- WORK REQUIRED -
Work out how many lines include "стоимость" and answer with that number only.

⁂

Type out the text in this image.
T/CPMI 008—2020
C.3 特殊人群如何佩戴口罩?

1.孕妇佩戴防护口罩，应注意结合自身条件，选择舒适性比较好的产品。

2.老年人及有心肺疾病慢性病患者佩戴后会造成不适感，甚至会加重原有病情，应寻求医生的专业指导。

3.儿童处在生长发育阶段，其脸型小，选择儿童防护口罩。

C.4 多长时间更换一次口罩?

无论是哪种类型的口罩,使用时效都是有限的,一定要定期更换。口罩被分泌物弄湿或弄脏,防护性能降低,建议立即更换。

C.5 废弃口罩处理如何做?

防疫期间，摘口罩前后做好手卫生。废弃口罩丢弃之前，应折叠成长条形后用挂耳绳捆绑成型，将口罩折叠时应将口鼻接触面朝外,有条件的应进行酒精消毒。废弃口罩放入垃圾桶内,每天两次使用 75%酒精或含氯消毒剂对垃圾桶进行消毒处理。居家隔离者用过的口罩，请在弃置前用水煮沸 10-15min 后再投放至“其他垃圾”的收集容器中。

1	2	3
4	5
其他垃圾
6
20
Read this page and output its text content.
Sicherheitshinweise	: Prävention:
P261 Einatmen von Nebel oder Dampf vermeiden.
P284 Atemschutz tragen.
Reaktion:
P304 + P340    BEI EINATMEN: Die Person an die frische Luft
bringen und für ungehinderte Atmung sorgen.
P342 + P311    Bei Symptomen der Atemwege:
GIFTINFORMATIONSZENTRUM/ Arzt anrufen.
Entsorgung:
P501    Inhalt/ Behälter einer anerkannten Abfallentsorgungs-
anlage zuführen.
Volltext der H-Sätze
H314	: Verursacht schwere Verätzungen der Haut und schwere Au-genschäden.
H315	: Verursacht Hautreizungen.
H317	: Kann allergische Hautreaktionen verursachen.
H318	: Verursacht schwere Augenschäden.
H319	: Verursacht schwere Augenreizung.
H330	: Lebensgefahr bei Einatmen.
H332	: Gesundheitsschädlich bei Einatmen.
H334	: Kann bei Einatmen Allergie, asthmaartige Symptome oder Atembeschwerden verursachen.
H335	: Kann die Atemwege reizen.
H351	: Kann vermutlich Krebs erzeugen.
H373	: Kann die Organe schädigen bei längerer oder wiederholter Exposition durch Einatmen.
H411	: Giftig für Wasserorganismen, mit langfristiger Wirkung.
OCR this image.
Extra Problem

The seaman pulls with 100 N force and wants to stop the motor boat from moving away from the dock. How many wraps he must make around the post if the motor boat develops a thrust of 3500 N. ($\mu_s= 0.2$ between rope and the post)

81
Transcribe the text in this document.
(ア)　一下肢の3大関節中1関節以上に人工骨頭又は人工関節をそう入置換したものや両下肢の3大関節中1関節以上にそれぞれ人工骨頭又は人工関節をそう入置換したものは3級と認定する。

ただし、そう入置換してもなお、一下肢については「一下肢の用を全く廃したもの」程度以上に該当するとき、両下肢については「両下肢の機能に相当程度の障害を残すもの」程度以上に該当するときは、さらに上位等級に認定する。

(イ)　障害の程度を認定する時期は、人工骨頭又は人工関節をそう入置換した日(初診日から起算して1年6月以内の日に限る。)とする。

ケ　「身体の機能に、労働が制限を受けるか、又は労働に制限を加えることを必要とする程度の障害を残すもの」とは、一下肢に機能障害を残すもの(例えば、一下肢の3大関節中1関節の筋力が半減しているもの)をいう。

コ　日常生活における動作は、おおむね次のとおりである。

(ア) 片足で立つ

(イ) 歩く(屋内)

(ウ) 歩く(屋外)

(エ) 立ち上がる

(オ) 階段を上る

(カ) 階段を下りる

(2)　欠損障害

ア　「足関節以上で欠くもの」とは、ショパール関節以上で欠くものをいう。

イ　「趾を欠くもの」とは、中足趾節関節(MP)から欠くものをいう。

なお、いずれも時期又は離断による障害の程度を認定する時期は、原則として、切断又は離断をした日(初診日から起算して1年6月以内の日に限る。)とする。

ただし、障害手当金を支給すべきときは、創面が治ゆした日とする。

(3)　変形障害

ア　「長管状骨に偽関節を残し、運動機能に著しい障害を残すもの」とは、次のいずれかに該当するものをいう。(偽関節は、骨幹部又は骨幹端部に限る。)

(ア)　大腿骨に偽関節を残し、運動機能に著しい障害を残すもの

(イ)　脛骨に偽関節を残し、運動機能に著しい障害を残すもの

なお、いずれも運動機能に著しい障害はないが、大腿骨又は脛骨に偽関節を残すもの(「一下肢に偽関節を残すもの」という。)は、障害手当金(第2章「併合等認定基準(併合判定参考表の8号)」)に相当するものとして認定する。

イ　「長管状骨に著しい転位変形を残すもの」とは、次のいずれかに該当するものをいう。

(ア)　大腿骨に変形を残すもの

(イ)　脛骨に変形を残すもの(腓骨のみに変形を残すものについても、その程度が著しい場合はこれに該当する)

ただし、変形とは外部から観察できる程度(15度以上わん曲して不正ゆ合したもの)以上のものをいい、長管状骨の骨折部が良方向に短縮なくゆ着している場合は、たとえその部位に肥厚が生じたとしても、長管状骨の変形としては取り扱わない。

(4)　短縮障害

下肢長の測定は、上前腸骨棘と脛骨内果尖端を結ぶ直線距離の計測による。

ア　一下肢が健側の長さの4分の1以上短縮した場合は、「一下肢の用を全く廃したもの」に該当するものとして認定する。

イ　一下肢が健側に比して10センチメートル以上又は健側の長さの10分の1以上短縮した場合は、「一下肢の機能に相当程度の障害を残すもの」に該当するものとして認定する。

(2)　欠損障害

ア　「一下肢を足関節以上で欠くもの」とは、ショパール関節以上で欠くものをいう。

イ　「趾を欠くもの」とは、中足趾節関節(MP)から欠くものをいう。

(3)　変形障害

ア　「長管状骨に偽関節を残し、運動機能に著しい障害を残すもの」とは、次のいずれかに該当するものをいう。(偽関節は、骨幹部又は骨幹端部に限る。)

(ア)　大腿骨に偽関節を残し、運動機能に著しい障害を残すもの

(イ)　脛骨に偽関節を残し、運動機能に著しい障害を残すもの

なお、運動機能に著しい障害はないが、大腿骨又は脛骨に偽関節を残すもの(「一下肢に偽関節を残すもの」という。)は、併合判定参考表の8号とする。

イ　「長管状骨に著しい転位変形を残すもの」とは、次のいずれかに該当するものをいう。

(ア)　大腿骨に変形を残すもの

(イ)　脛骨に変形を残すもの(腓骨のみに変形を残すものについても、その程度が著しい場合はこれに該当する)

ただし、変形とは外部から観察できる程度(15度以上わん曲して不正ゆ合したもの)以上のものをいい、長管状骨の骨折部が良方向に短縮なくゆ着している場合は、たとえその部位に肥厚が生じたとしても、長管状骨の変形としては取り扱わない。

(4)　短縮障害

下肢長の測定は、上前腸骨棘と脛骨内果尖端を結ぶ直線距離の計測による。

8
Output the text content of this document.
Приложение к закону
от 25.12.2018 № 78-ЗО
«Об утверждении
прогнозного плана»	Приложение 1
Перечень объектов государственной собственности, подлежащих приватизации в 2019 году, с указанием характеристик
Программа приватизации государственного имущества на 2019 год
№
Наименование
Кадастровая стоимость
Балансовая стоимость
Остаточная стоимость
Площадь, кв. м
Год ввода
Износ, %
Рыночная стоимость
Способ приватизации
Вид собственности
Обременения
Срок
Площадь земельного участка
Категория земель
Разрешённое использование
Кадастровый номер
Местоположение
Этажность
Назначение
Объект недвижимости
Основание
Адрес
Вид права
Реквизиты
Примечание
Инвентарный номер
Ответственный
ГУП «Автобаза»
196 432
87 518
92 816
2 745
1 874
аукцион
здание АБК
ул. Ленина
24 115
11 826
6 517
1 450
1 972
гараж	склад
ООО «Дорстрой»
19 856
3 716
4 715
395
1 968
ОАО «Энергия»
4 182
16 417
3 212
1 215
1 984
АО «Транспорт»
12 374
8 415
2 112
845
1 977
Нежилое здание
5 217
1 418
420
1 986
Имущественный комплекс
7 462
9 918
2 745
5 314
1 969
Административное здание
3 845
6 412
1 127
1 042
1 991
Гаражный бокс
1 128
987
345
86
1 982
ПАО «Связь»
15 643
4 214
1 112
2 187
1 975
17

⁂

- ANSWER FOR THE TASK -
4